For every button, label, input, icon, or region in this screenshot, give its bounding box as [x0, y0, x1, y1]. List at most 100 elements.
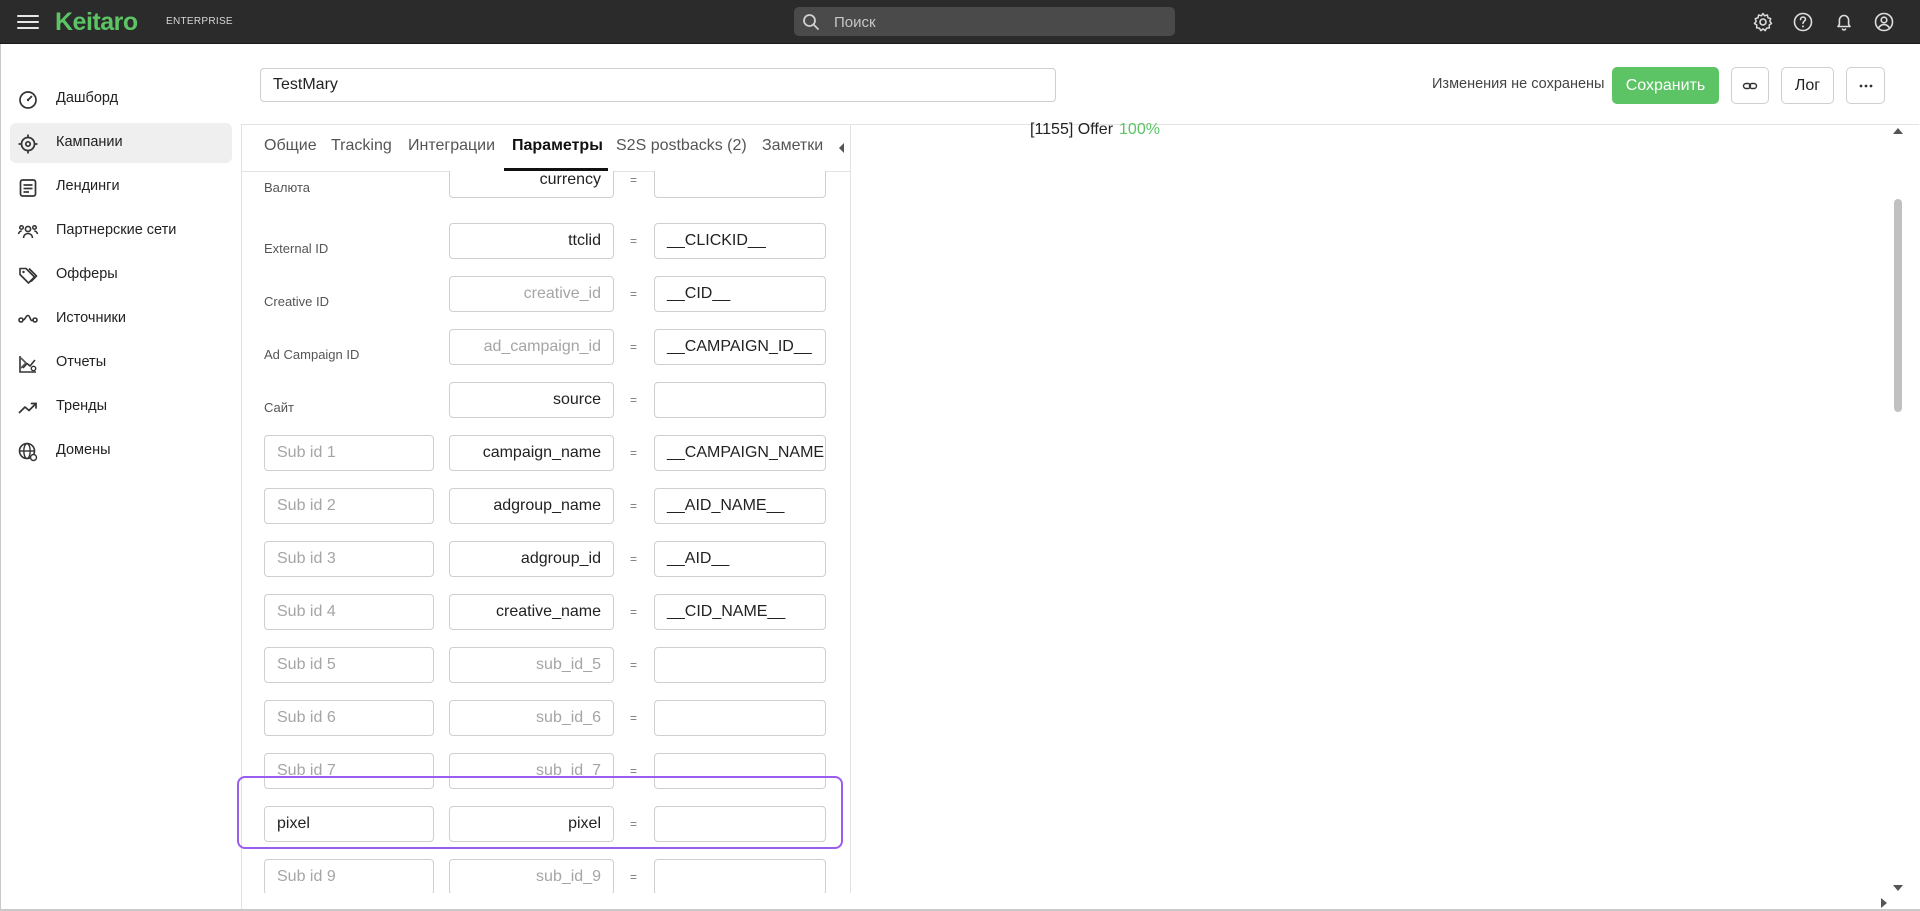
- equals-sign: =: [630, 287, 638, 301]
- tab-integrations[interactable]: Интеграции: [408, 137, 495, 155]
- help-icon[interactable]: [1792, 11, 1814, 33]
- parameter-value-input[interactable]: __AID__: [654, 541, 826, 577]
- settings-icon[interactable]: [1752, 11, 1774, 33]
- tab-parameters[interactable]: Параметры: [512, 137, 603, 155]
- tags-icon: [19, 267, 38, 284]
- scroll-down-arrow[interactable]: [1893, 885, 1903, 891]
- parameter-key-input[interactable]: adgroup_name: [449, 488, 614, 524]
- sidebar-item-label: Отчеты: [56, 354, 107, 370]
- scroll-up-arrow[interactable]: [1893, 128, 1903, 134]
- parameter-key-input[interactable]: source: [449, 382, 614, 418]
- sidebar-item-label: Домены: [56, 442, 111, 458]
- unsaved-status: Изменения не сохранены: [1432, 76, 1605, 92]
- edition-label: ENTERPRISE: [166, 16, 233, 27]
- sidebar-item-offers[interactable]: Офферы: [10, 255, 232, 295]
- more-horizontal-icon: [1859, 84, 1872, 88]
- user-account-icon[interactable]: [1873, 11, 1895, 33]
- route-icon: [18, 314, 38, 323]
- sidebar-item-campaigns[interactable]: Кампании: [10, 123, 232, 163]
- menu-icon[interactable]: [17, 11, 39, 31]
- equals-sign: =: [630, 446, 638, 460]
- parameter-row: Sub id 5 sub_id_5 =: [241, 647, 850, 683]
- parameter-value-input[interactable]: [654, 700, 826, 736]
- sidebar-item-label: Тренды: [56, 398, 108, 414]
- sidebar-item-reports[interactable]: Отчеты: [10, 343, 232, 383]
- scrollbar-thumb[interactable]: [1894, 199, 1902, 412]
- parameter-name-input[interactable]: Sub id 1: [264, 435, 434, 471]
- panel-divider: [850, 125, 851, 893]
- parameter-key-input[interactable]: creative_id: [449, 276, 614, 312]
- parameter-key-input[interactable]: adgroup_id: [449, 541, 614, 577]
- sidebar-item-sources[interactable]: Источники: [10, 299, 232, 339]
- copy-link-button[interactable]: [1731, 67, 1769, 104]
- parameter-value-input[interactable]: __CLICKID__: [654, 223, 826, 259]
- parameter-key-input[interactable]: sub_id_5: [449, 647, 614, 683]
- parameter-key-input[interactable]: ttclid: [449, 223, 614, 259]
- tab-s2s-postbacks[interactable]: S2S postbacks (2): [616, 137, 747, 155]
- parameter-value-input[interactable]: [654, 171, 826, 198]
- parameter-name-input[interactable]: Sub id 3: [264, 541, 434, 577]
- parameter-name-input[interactable]: Sub id 4: [264, 594, 434, 630]
- tabs-scroll-left-icon[interactable]: [839, 143, 844, 153]
- parameter-row: Sub id 3 adgroup_id = __AID__: [241, 541, 850, 577]
- bell-icon[interactable]: [1833, 11, 1855, 33]
- parameter-name-input[interactable]: Sub id 2: [264, 488, 434, 524]
- tab-notes[interactable]: Заметки: [762, 137, 823, 155]
- parameter-key-input[interactable]: ad_campaign_id: [449, 329, 614, 365]
- search-icon: [803, 14, 819, 30]
- document-icon: [19, 179, 37, 197]
- gauge-icon: [19, 91, 37, 109]
- equals-sign: =: [630, 234, 638, 248]
- link-icon: [1742, 82, 1758, 90]
- log-button[interactable]: Лог: [1781, 67, 1834, 104]
- parameter-value-input[interactable]: __CAMPAIGN_NAME: [654, 435, 826, 471]
- parameter-value-input[interactable]: [654, 859, 826, 893]
- sidebar-item-label: Офферы: [56, 266, 118, 282]
- parameter-name-input[interactable]: Sub id 6: [264, 700, 434, 736]
- parameter-value-input[interactable]: __CID_NAME__: [654, 594, 826, 630]
- sidebar-item-domains[interactable]: Домены: [10, 431, 232, 471]
- parameter-key-input[interactable]: currency: [449, 171, 614, 198]
- parameter-row: Sub id 9 sub_id_9 =: [241, 859, 850, 893]
- globe-icon: [18, 442, 38, 462]
- parameter-value-input[interactable]: __CAMPAIGN_ID__: [654, 329, 826, 365]
- chevron-right-icon: [20, 357, 28, 369]
- scroll-right-arrow[interactable]: [1881, 898, 1887, 908]
- logo[interactable]: Keitaro: [55, 8, 138, 37]
- parameter-label: Валюта: [264, 180, 310, 195]
- equals-sign: =: [630, 499, 638, 513]
- equals-sign: =: [630, 552, 638, 566]
- sidebar-item-label: Партнерские сети: [56, 222, 177, 238]
- parameter-value-input[interactable]: [654, 647, 826, 683]
- sidebar-item-label: Лендинги: [56, 178, 120, 194]
- parameter-name-input[interactable]: Sub id 9: [264, 859, 434, 893]
- parameter-value-input[interactable]: [654, 382, 826, 418]
- trend-icon: [18, 402, 37, 414]
- parameter-value-input[interactable]: __CID__: [654, 276, 826, 312]
- parameter-label: External ID: [264, 241, 329, 256]
- tab-general[interactable]: Общие: [264, 137, 317, 155]
- parameter-name-input[interactable]: Sub id 5: [264, 647, 434, 683]
- parameter-key-input[interactable]: sub_id_6: [449, 700, 614, 736]
- tab-tracking[interactable]: Tracking: [331, 137, 392, 155]
- search-input[interactable]: [832, 11, 1166, 34]
- sidebar-item-trends[interactable]: Тренды: [10, 387, 232, 427]
- parameter-key-input[interactable]: sub_id_9: [449, 859, 614, 893]
- top-bar: Keitaro ENTERPRISE: [0, 0, 1920, 44]
- more-options-button[interactable]: [1846, 67, 1885, 104]
- parameter-value-input[interactable]: __AID_NAME__: [654, 488, 826, 524]
- sidebar-item-affiliate-networks[interactable]: Партнерские сети: [10, 211, 232, 251]
- parameter-key-input[interactable]: campaign_name: [449, 435, 614, 471]
- sidebar: Дашборд Кампании Лендинги Партнерские се…: [0, 44, 242, 911]
- parameter-row: Sub id 4 creative_name = __CID_NAME__: [241, 594, 850, 630]
- equals-sign: =: [630, 173, 638, 187]
- parameter-key-input[interactable]: creative_name: [449, 594, 614, 630]
- offer-preview: [1155] Offer 100%: [1030, 121, 1160, 139]
- campaign-name-input[interactable]: [260, 68, 1056, 102]
- save-button[interactable]: Сохранить: [1612, 67, 1719, 104]
- parameter-label: Сайт: [264, 400, 294, 415]
- search-box[interactable]: [794, 7, 1175, 36]
- sidebar-item-landings[interactable]: Лендинги: [10, 167, 232, 207]
- parameter-row: Sub id 1 campaign_name = __CAMPAIGN_NAME: [241, 435, 850, 471]
- sidebar-item-dashboard[interactable]: Дашборд: [10, 79, 232, 119]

□ □ □ □ □ □ □

## What you need to do
Find every line in the entries above that contains the word "Офферы", matching case, and copy each one in full.

## Solution
- sidebar-item-offers[interactable]: Офферы: [10, 255, 232, 295]
- sidebar-item-label: Офферы: [56, 266, 118, 282]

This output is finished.